▶ **WHAT THE TASK REQUIRES**:
Copy the data below exactly, omitting any picture it contains.

▶ **INFORMATION SUPPLIED**:
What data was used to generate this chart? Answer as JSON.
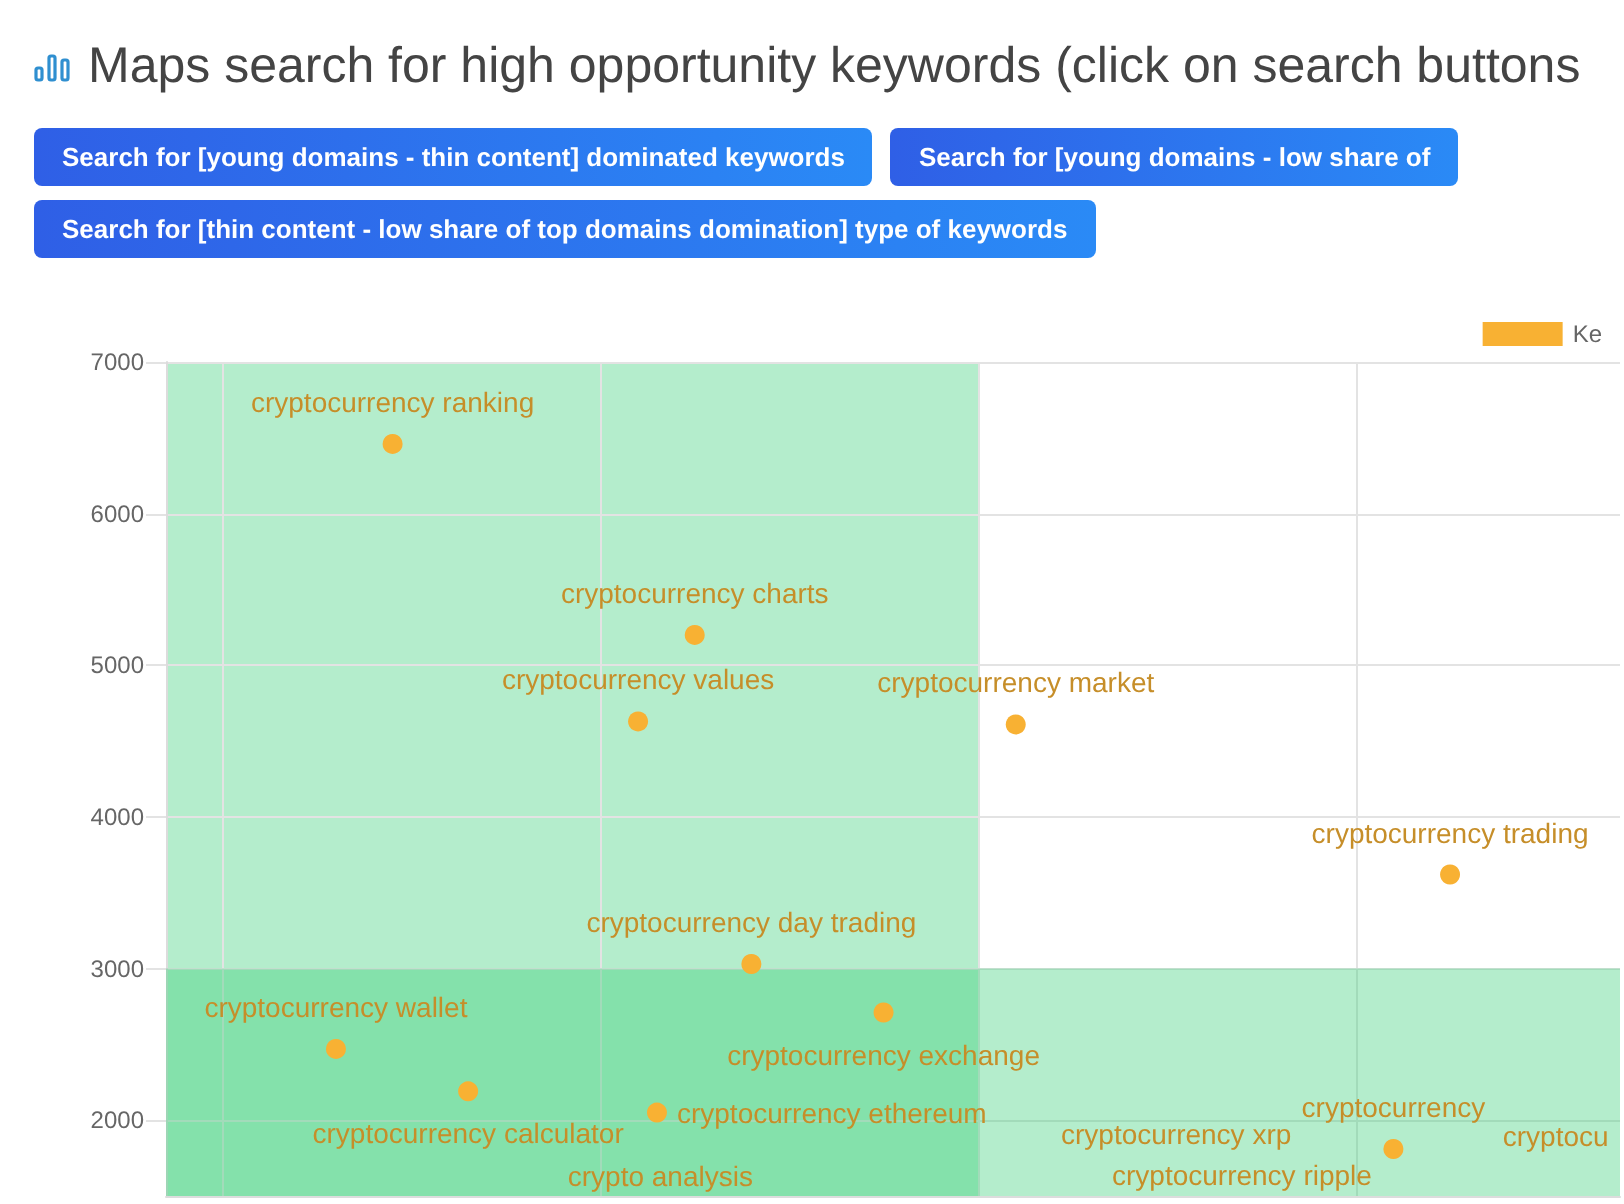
{
  "chart_data": {
    "type": "scatter",
    "title": "Maps search for high opportunity keywords (click on search buttons",
    "annotations": [
      "Search for [young domains - thin content] dominated keywords",
      "Search for [young domains - low share of",
      "Search for [thin content - low share of top domains domination] type of keywords",
      "cryptocurrency ripple",
      "cryptocurrency xrp",
      "crypto analysis",
      "cryptocu"
    ],
    "categories": [
      null,
      null,
      null,
      null,
      null,
      null,
      null,
      null,
      null,
      null,
      null,
      null,
      null,
      null,
      null,
      null,
      null,
      null,
      null,
      null,
      null,
      null,
      null,
      null,
      null,
      null,
      null,
      null,
      null,
      null,
      null,
      null,
      null,
      null,
      null,
      null,
      null,
      null,
      null,
      null,
      null,
      null,
      null,
      null,
      null,
      null,
      null,
      null,
      null,
      null,
      null,
      null,
      null,
      null,
      null,
      null,
      null,
      null,
      null,
      null,
      null,
      null,
      null,
      null,
      null,
      null,
      null,
      null,
      null,
      null,
      null,
      null,
      null,
      null,
      null,
      null,
      null,
      null
    ],
    "series": [
      {
        "name": "Ke",
        "color": "#f8b133",
        "values": [
          null,
          null,
          null,
          null,
          null,
          null,
          null,
          null,
          null,
          2470,
          null,
          null,
          6460,
          null,
          null,
          null,
          2190,
          null,
          null,
          null,
          null,
          null,
          null,
          null,
          null,
          4630,
          2050,
          null,
          5200,
          null,
          null,
          3030,
          null,
          null,
          null,
          null,
          null,
          null,
          2710,
          null,
          null,
          null,
          null,
          null,
          null,
          4610,
          null,
          null,
          null,
          null,
          null,
          null,
          null,
          null,
          null,
          null,
          null,
          null,
          null,
          null,
          null,
          null,
          null,
          null,
          null,
          1810,
          null,
          null,
          3620,
          null,
          null,
          null,
          null,
          null,
          null,
          null,
          null,
          null
        ],
        "value_labels": [
          null,
          null,
          null,
          null,
          null,
          null,
          null,
          null,
          null,
          "cryptocurrency wallet",
          null,
          null,
          "cryptocurrency ranking",
          null,
          null,
          null,
          "cryptocurrency calculator",
          null,
          null,
          null,
          null,
          null,
          null,
          null,
          null,
          "cryptocurrency values",
          "cryptocurrency ethereum",
          null,
          "cryptocurrency charts",
          null,
          null,
          "cryptocurrency day trading",
          null,
          null,
          null,
          null,
          null,
          null,
          "cryptocurrency exchange",
          null,
          null,
          null,
          null,
          null,
          null,
          "cryptocurrency market",
          null,
          null,
          null,
          null,
          null,
          null,
          null,
          null,
          null,
          null,
          null,
          null,
          null,
          null,
          null,
          null,
          null,
          null,
          null,
          "cryptocurrency",
          null,
          null,
          "cryptocurrency trading",
          null,
          null,
          null,
          null,
          null,
          null,
          null,
          null,
          null
        ]
      }
    ],
    "ylim": [
      1500,
      7000
    ],
    "yticks": [
      2000,
      3000,
      4000,
      5000,
      6000,
      7000
    ],
    "bands": [
      {
        "axis": "y",
        "from": 1500,
        "to": 3000,
        "color": "#2ecc71"
      }
    ],
    "grid": true,
    "legend": "top right",
    "marker": "circle",
    "tick_labels": "y"
  }
}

▶ **FULL OUTPUT**:
What data was used to generate this chart? Answer as JSON.
{
  "chart_data": {
    "type": "scatter",
    "title": "Maps search for high opportunity keywords (click on search buttons",
    "annotations": [
      "Search for [young domains - thin content] dominated keywords",
      "Search for [young domains - low share of",
      "Search for [thin content - low share of top domains domination] type of keywords",
      "cryptocurrency ripple",
      "cryptocurrency xrp",
      "crypto analysis",
      "cryptocu"
    ],
    "categories": [
      null,
      null,
      null,
      null,
      null,
      null,
      null,
      null,
      null,
      null,
      null,
      null,
      null,
      null,
      null,
      null,
      null,
      null,
      null,
      null,
      null,
      null,
      null,
      null,
      null,
      null,
      null,
      null,
      null,
      null,
      null,
      null,
      null,
      null,
      null,
      null,
      null,
      null,
      null,
      null,
      null,
      null,
      null,
      null,
      null,
      null,
      null,
      null,
      null,
      null,
      null,
      null,
      null,
      null,
      null,
      null,
      null,
      null,
      null,
      null,
      null,
      null,
      null,
      null,
      null,
      null,
      null,
      null,
      null,
      null,
      null,
      null,
      null,
      null,
      null,
      null,
      null,
      null
    ],
    "series": [
      {
        "name": "Ke",
        "color": "#f8b133",
        "values": [
          null,
          null,
          null,
          null,
          null,
          null,
          null,
          null,
          null,
          2470,
          null,
          null,
          6460,
          null,
          null,
          null,
          2190,
          null,
          null,
          null,
          null,
          null,
          null,
          null,
          null,
          4630,
          2050,
          null,
          5200,
          null,
          null,
          3030,
          null,
          null,
          null,
          null,
          null,
          null,
          2710,
          null,
          null,
          null,
          null,
          null,
          null,
          4610,
          null,
          null,
          null,
          null,
          null,
          null,
          null,
          null,
          null,
          null,
          null,
          null,
          null,
          null,
          null,
          null,
          null,
          null,
          null,
          1810,
          null,
          null,
          3620,
          null,
          null,
          null,
          null,
          null,
          null,
          null,
          null,
          null
        ],
        "value_labels": [
          null,
          null,
          null,
          null,
          null,
          null,
          null,
          null,
          null,
          "cryptocurrency wallet",
          null,
          null,
          "cryptocurrency ranking",
          null,
          null,
          null,
          "cryptocurrency calculator",
          null,
          null,
          null,
          null,
          null,
          null,
          null,
          null,
          "cryptocurrency values",
          "cryptocurrency ethereum",
          null,
          "cryptocurrency charts",
          null,
          null,
          "cryptocurrency day trading",
          null,
          null,
          null,
          null,
          null,
          null,
          "cryptocurrency exchange",
          null,
          null,
          null,
          null,
          null,
          null,
          "cryptocurrency market",
          null,
          null,
          null,
          null,
          null,
          null,
          null,
          null,
          null,
          null,
          null,
          null,
          null,
          null,
          null,
          null,
          null,
          null,
          null,
          "cryptocurrency",
          null,
          null,
          "cryptocurrency trading",
          null,
          null,
          null,
          null,
          null,
          null,
          null,
          null,
          null
        ]
      }
    ],
    "ylim": [
      1500,
      7000
    ],
    "yticks": [
      2000,
      3000,
      4000,
      5000,
      6000,
      7000
    ],
    "bands": [
      {
        "axis": "y",
        "from": 1500,
        "to": 3000,
        "color": "#2ecc71"
      }
    ],
    "grid": true,
    "legend": "top right",
    "marker": "circle",
    "tick_labels": "y"
  }
}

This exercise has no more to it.